Knut Knutsen. The Summerhouse at Portør – Pragmatism creates innovation

On the Southeast coast of Norway on a rock facing Skagerrak in Portør, the Norwegian architect Knut Knutsen (1903-1969) drew and completed a summerhouse for his family in 1949. The dark stained structure lays modestly and well-tucked in the landscape. It is not easily spotted amongst rocky outcrops and pine trees, and when finally discovered it does not appear as a typical Norwegian coastal house nor a modernist house. If the house does not pertain to an architectural trend or familiarity, how come it so naturally resonates with us?

Besides being hailed for its careful response to place, the intent of this article is to come to a greater understanding of the creation of this house as an important piece of architcture in Norwegian history by exploring the less mentioned and momentary aspect that influenced the process.

The summerhouse at Portør seen in its surroundings. Photograph: Per Berntsen, 2000


A. Plan drawing based on Knutsen’s own draft, technical plan for construction and the actual state of the house. Made by author. Click to see bigger.

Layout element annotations

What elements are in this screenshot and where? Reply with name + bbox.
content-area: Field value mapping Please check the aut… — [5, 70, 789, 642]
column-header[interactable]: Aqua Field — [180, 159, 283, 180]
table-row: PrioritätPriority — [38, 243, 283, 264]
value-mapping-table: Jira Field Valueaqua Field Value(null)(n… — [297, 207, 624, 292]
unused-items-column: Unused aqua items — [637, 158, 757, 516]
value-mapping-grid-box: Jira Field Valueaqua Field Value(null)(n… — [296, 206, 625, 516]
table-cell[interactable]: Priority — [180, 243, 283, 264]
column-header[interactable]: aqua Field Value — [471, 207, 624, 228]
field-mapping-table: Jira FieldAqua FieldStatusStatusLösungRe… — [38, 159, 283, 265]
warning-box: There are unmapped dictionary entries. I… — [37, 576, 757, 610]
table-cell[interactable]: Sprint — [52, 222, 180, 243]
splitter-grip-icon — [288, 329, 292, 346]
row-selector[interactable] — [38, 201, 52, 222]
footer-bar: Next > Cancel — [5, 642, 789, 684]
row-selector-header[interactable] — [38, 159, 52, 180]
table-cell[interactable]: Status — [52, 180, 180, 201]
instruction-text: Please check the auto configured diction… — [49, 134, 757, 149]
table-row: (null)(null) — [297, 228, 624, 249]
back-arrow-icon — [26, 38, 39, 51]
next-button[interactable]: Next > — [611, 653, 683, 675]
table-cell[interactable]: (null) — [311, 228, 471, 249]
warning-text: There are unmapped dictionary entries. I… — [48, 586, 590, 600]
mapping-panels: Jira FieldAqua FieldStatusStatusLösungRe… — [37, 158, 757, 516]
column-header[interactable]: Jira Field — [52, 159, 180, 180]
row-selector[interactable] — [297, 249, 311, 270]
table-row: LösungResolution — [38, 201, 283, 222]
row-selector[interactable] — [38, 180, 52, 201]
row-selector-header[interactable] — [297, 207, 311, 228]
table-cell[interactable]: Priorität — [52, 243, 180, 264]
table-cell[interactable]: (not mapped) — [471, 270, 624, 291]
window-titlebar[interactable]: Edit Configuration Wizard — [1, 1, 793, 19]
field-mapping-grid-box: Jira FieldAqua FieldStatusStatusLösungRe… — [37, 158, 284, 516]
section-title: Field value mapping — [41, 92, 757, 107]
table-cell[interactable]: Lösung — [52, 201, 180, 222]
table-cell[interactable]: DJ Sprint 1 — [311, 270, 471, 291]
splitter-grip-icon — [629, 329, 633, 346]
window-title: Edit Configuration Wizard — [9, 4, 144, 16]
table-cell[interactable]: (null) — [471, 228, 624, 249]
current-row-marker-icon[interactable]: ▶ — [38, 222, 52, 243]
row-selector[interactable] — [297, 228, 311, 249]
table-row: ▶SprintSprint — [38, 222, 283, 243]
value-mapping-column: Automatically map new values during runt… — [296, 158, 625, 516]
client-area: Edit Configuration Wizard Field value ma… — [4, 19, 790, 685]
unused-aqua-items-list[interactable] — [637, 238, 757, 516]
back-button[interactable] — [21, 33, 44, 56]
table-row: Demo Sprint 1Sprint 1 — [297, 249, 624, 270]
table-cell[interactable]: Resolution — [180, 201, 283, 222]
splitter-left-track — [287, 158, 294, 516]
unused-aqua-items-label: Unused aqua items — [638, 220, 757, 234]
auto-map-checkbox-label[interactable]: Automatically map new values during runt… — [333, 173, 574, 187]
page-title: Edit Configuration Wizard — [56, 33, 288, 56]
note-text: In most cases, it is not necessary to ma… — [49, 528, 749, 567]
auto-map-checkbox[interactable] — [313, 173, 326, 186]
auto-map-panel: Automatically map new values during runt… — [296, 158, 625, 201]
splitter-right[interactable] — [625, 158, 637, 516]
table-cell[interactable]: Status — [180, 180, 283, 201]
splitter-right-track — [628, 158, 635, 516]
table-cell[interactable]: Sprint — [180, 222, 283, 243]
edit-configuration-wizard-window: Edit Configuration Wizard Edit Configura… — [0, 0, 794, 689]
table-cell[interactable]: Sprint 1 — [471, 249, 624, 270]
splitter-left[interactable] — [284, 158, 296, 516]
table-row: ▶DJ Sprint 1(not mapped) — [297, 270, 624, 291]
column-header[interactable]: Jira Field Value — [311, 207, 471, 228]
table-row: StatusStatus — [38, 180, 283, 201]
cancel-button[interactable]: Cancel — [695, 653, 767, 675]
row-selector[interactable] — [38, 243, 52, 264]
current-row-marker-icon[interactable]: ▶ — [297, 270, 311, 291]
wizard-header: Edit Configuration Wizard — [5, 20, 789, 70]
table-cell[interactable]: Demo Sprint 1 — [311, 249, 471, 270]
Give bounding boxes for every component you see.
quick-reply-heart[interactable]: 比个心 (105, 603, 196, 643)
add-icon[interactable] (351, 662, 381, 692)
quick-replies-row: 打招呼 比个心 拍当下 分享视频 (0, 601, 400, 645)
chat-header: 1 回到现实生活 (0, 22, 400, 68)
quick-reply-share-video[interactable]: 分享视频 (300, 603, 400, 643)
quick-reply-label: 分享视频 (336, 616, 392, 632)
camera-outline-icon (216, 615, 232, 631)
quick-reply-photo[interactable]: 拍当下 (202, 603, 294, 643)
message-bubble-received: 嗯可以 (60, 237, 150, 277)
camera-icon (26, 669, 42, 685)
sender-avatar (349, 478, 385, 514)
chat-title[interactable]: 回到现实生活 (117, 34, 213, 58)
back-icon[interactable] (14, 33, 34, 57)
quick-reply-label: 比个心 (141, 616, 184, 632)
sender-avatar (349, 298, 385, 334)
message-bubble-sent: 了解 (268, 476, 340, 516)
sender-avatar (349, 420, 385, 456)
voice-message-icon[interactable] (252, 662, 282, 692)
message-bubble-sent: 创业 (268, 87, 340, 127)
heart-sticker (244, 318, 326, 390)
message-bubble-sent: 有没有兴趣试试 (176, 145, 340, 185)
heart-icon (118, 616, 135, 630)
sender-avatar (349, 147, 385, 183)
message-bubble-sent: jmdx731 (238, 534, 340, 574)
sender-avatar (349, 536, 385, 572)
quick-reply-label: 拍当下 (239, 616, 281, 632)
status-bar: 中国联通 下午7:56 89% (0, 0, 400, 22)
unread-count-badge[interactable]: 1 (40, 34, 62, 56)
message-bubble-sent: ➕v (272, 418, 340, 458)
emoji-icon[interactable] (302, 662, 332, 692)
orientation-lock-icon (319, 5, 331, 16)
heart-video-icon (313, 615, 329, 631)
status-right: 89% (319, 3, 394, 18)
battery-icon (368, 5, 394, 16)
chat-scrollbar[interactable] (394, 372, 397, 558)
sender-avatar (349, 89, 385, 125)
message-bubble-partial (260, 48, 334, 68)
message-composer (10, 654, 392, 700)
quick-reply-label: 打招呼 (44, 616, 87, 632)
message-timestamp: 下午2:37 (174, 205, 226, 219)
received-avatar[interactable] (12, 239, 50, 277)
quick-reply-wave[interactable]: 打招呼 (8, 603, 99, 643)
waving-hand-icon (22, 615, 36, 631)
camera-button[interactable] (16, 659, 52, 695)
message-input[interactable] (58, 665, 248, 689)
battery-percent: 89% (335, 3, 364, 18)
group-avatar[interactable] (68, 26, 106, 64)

**Prompt 1:**
Using the text on the summerhouse at Portør, decide whether each statement agrees with it, answering yes or no and quoting the deciding words: (a) Knutsen completed the summerhouse in 1949. (b) The house stands out clearly among the rocks and trees. (c) The structure is painted in a light color.
**Prompt 2:**
Summarize the text on the summerhouse at Portør in two sentences.
Work only from the text.

**Exercise answer 1:**
(a) Yes: "drew and completed a summerhouse for his family in 1949"
(b) No: "It is not easily spotted amongst rocky outcrops and pine trees"
(c) No: "The dark stained structure lays modestly and well-tucked in the landscape"

**Exercise answer 2:**
In 1949 the Norwegian architect Knut Knutsen completed a dark-stained summerhouse for his family on a rock in Portør, tucked so modestly into the landscape that it is hard to spot and resembles neither a typical Norwegian coastal house nor a modernist one. The article aims to understand how this important house was created by exploring the less mentioned, momentary aspect that influenced the process.